• [DIRECTIONS FOR THIS TASK] Report the number of lines containing "località", with no other words.

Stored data
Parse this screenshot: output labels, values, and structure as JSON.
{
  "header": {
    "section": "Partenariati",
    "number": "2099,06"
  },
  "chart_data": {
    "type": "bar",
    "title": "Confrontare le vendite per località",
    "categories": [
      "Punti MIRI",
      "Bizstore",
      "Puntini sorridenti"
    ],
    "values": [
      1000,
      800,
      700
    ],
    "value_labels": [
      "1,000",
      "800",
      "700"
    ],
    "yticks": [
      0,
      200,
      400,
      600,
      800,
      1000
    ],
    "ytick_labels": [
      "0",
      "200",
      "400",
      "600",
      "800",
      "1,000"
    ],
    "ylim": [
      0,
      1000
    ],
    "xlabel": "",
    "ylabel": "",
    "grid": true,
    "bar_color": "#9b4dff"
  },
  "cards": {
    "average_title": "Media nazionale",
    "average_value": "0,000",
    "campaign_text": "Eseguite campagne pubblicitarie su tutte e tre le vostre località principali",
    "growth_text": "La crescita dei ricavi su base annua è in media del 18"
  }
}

• [THE OUTPUT] 2